_Aim of the exercise_:
Please print every one of the following rows again, character for character, with nothing changed or left out.

_Given records_:
BEGIN

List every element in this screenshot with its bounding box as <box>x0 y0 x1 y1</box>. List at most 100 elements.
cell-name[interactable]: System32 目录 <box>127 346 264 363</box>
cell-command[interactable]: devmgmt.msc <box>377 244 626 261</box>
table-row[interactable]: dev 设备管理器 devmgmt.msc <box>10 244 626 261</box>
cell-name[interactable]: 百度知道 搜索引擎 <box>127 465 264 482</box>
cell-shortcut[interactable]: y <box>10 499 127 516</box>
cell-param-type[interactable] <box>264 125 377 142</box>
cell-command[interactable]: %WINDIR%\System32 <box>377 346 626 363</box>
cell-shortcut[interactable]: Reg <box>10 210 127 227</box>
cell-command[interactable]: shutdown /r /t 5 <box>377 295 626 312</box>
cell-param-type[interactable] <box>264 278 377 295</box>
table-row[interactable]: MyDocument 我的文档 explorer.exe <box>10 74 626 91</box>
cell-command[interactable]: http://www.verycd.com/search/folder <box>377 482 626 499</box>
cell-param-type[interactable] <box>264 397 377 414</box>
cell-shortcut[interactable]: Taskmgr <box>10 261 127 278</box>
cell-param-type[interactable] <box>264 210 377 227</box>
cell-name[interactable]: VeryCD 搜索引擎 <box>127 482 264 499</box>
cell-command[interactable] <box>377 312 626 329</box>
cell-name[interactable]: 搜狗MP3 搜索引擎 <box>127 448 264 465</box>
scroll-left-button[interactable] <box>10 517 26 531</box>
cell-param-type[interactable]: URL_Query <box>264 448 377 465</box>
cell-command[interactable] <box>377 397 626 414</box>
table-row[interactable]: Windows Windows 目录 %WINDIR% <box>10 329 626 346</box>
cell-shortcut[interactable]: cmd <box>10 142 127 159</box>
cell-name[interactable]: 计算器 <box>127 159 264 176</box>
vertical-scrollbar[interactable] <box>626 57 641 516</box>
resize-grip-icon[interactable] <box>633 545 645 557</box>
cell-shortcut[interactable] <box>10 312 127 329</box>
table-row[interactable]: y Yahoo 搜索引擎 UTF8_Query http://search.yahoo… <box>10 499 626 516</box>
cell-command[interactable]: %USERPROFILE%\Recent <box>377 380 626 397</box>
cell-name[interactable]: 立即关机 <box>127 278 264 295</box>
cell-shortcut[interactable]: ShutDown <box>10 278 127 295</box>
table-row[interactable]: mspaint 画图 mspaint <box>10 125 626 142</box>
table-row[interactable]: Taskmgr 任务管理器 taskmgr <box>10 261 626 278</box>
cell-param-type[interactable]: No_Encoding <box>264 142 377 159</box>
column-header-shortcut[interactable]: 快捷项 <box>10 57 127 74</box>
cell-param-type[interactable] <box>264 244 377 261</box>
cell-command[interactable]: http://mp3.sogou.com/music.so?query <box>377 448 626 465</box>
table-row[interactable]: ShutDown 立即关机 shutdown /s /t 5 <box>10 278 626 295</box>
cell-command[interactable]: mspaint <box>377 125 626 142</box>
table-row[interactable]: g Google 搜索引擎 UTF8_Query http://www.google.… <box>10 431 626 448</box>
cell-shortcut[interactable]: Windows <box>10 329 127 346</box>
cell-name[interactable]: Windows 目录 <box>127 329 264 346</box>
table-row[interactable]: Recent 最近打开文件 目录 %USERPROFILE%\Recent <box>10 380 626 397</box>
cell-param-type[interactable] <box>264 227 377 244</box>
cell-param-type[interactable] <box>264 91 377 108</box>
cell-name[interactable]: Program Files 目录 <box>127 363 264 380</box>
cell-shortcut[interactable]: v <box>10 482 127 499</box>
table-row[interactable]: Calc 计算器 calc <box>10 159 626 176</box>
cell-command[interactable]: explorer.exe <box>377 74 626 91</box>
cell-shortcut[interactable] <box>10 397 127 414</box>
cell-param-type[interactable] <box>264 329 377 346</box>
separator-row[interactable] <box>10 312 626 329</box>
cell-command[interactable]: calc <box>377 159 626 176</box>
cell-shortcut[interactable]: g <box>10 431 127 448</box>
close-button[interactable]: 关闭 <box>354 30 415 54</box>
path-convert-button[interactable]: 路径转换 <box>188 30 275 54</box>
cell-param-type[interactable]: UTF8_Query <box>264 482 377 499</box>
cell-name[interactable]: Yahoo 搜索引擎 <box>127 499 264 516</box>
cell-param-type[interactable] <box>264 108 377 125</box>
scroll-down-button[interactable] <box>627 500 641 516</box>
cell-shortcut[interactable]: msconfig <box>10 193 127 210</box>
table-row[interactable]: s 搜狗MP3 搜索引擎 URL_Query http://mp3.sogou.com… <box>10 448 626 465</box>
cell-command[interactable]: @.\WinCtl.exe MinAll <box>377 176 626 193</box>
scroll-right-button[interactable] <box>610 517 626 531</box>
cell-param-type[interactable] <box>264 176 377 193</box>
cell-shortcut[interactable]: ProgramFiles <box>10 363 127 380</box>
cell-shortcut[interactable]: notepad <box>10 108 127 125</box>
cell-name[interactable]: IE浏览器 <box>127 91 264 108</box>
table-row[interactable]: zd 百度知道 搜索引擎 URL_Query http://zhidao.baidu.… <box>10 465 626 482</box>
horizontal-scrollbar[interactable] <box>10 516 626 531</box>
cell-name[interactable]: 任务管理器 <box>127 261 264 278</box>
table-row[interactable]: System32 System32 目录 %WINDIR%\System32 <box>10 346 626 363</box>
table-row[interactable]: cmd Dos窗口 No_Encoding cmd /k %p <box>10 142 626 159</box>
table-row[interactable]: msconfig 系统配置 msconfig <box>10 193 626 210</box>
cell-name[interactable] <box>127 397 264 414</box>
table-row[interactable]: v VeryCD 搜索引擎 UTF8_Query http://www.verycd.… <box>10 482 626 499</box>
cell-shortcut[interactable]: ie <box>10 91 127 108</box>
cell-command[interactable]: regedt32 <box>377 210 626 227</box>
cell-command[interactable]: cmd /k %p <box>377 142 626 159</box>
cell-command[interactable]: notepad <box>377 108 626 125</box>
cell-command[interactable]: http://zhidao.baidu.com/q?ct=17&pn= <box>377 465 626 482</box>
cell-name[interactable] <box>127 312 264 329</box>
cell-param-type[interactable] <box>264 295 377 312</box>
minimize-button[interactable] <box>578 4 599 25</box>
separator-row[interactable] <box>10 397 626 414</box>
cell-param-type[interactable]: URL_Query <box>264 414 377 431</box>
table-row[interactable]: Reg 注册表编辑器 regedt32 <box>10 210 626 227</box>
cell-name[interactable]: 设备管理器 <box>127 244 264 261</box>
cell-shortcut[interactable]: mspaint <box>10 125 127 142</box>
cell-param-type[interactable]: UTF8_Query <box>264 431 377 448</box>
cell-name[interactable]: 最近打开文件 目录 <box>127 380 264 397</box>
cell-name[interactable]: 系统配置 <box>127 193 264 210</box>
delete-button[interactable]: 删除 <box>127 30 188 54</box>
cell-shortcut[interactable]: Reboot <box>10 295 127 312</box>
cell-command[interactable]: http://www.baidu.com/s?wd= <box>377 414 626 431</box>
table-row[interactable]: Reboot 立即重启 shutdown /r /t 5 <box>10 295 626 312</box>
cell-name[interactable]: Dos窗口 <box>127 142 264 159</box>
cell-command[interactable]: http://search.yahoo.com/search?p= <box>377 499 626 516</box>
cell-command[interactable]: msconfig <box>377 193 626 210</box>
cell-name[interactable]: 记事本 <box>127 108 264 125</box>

END

_Reply_:
List every element in this screenshot with its bounding box as <box>x0 y0 x1 y1</box>. List at most 100 elements.
cell-name[interactable]: System32 目录 <box>127 346 264 363</box>
cell-command[interactable]: devmgmt.msc <box>377 244 626 261</box>
table-row[interactable]: dev 设备管理器 devmgmt.msc <box>10 244 626 261</box>
cell-name[interactable]: 百度知道 搜索引擎 <box>127 465 264 482</box>
cell-shortcut[interactable]: y <box>10 499 127 516</box>
cell-param-type[interactable] <box>264 125 377 142</box>
cell-command[interactable]: %WINDIR%\System32 <box>377 346 626 363</box>
cell-shortcut[interactable]: Reg <box>10 210 127 227</box>
cell-command[interactable]: shutdown /r /t 5 <box>377 295 626 312</box>
cell-param-type[interactable] <box>264 278 377 295</box>
table-row[interactable]: MyDocument 我的文档 explorer.exe <box>10 74 626 91</box>
cell-command[interactable]: http://www.verycd.com/search/folder <box>377 482 626 499</box>
cell-param-type[interactable] <box>264 397 377 414</box>
cell-shortcut[interactable]: Taskmgr <box>10 261 127 278</box>
cell-param-type[interactable] <box>264 210 377 227</box>
cell-name[interactable]: VeryCD 搜索引擎 <box>127 482 264 499</box>
cell-command[interactable] <box>377 312 626 329</box>
cell-name[interactable]: 搜狗MP3 搜索引擎 <box>127 448 264 465</box>
scroll-left-button[interactable] <box>10 517 26 531</box>
cell-param-type[interactable]: URL_Query <box>264 448 377 465</box>
cell-command[interactable] <box>377 397 626 414</box>
table-row[interactable]: Windows Windows 目录 %WINDIR% <box>10 329 626 346</box>
cell-shortcut[interactable]: cmd <box>10 142 127 159</box>
cell-name[interactable]: 计算器 <box>127 159 264 176</box>
vertical-scrollbar[interactable] <box>626 57 641 516</box>
resize-grip-icon[interactable] <box>633 545 645 557</box>
cell-shortcut[interactable] <box>10 312 127 329</box>
table-row[interactable]: y Yahoo 搜索引擎 UTF8_Query http://search.yahoo… <box>10 499 626 516</box>
cell-command[interactable]: %USERPROFILE%\Recent <box>377 380 626 397</box>
cell-name[interactable]: 立即关机 <box>127 278 264 295</box>
cell-shortcut[interactable]: ShutDown <box>10 278 127 295</box>
table-row[interactable]: mspaint 画图 mspaint <box>10 125 626 142</box>
table-row[interactable]: Taskmgr 任务管理器 taskmgr <box>10 261 626 278</box>
cell-param-type[interactable]: No_Encoding <box>264 142 377 159</box>
column-header-shortcut[interactable]: 快捷项 <box>10 57 127 74</box>
cell-param-type[interactable] <box>264 244 377 261</box>
cell-command[interactable]: http://mp3.sogou.com/music.so?query <box>377 448 626 465</box>
table-row[interactable]: ShutDown 立即关机 shutdown /s /t 5 <box>10 278 626 295</box>
cell-command[interactable]: mspaint <box>377 125 626 142</box>
table-row[interactable]: g Google 搜索引擎 UTF8_Query http://www.google.… <box>10 431 626 448</box>
cell-shortcut[interactable]: Windows <box>10 329 127 346</box>
cell-name[interactable]: Windows 目录 <box>127 329 264 346</box>
table-row[interactable]: Recent 最近打开文件 目录 %USERPROFILE%\Recent <box>10 380 626 397</box>
cell-param-type[interactable] <box>264 227 377 244</box>
cell-param-type[interactable] <box>264 91 377 108</box>
cell-name[interactable]: Program Files 目录 <box>127 363 264 380</box>
cell-shortcut[interactable]: v <box>10 482 127 499</box>
table-row[interactable]: Calc 计算器 calc <box>10 159 626 176</box>
cell-command[interactable]: explorer.exe <box>377 74 626 91</box>
cell-shortcut[interactable] <box>10 397 127 414</box>
cell-param-type[interactable] <box>264 329 377 346</box>
separator-row[interactable] <box>10 312 626 329</box>
cell-command[interactable]: calc <box>377 159 626 176</box>
cell-shortcut[interactable]: g <box>10 431 127 448</box>
close-button[interactable]: 关闭 <box>354 30 415 54</box>
path-convert-button[interactable]: 路径转换 <box>188 30 275 54</box>
cell-param-type[interactable]: UTF8_Query <box>264 482 377 499</box>
cell-name[interactable]: Yahoo 搜索引擎 <box>127 499 264 516</box>
cell-param-type[interactable] <box>264 108 377 125</box>
scroll-down-button[interactable] <box>627 500 641 516</box>
cell-shortcut[interactable]: msconfig <box>10 193 127 210</box>
table-row[interactable]: s 搜狗MP3 搜索引擎 URL_Query http://mp3.sogou.com… <box>10 448 626 465</box>
cell-command[interactable]: @.\WinCtl.exe MinAll <box>377 176 626 193</box>
scroll-right-button[interactable] <box>610 517 626 531</box>
cell-param-type[interactable] <box>264 176 377 193</box>
cell-shortcut[interactable]: ProgramFiles <box>10 363 127 380</box>
cell-shortcut[interactable]: notepad <box>10 108 127 125</box>
cell-name[interactable]: IE浏览器 <box>127 91 264 108</box>
table-row[interactable]: zd 百度知道 搜索引擎 URL_Query http://zhidao.baidu.… <box>10 465 626 482</box>
horizontal-scrollbar[interactable] <box>10 516 626 531</box>
cell-name[interactable]: 任务管理器 <box>127 261 264 278</box>
table-row[interactable]: System32 System32 目录 %WINDIR%\System32 <box>10 346 626 363</box>
table-row[interactable]: cmd Dos窗口 No_Encoding cmd /k %p <box>10 142 626 159</box>
table-row[interactable]: msconfig 系统配置 msconfig <box>10 193 626 210</box>
cell-name[interactable] <box>127 397 264 414</box>
table-row[interactable]: v VeryCD 搜索引擎 UTF8_Query http://www.verycd.… <box>10 482 626 499</box>
cell-shortcut[interactable]: ie <box>10 91 127 108</box>
cell-command[interactable]: regedt32 <box>377 210 626 227</box>
cell-command[interactable]: cmd /k %p <box>377 142 626 159</box>
cell-command[interactable]: notepad <box>377 108 626 125</box>
cell-command[interactable]: http://zhidao.baidu.com/q?ct=17&pn= <box>377 465 626 482</box>
cell-name[interactable] <box>127 312 264 329</box>
cell-param-type[interactable] <box>264 295 377 312</box>
minimize-button[interactable] <box>578 4 599 25</box>
separator-row[interactable] <box>10 397 626 414</box>
cell-param-type[interactable]: URL_Query <box>264 414 377 431</box>
table-row[interactable]: Reg 注册表编辑器 regedt32 <box>10 210 626 227</box>
cell-name[interactable]: 设备管理器 <box>127 244 264 261</box>
cell-shortcut[interactable]: mspaint <box>10 125 127 142</box>
cell-param-type[interactable]: UTF8_Query <box>264 431 377 448</box>
cell-name[interactable]: 最近打开文件 目录 <box>127 380 264 397</box>
cell-name[interactable]: 系统配置 <box>127 193 264 210</box>
delete-button[interactable]: 删除 <box>127 30 188 54</box>
cell-shortcut[interactable]: Reboot <box>10 295 127 312</box>
cell-command[interactable]: http://www.baidu.com/s?wd= <box>377 414 626 431</box>
table-row[interactable]: Reboot 立即重启 shutdown /r /t 5 <box>10 295 626 312</box>
cell-name[interactable]: Dos窗口 <box>127 142 264 159</box>
cell-command[interactable]: http://search.yahoo.com/search?p= <box>377 499 626 516</box>
cell-command[interactable]: msconfig <box>377 193 626 210</box>
cell-name[interactable]: 记事本 <box>127 108 264 125</box>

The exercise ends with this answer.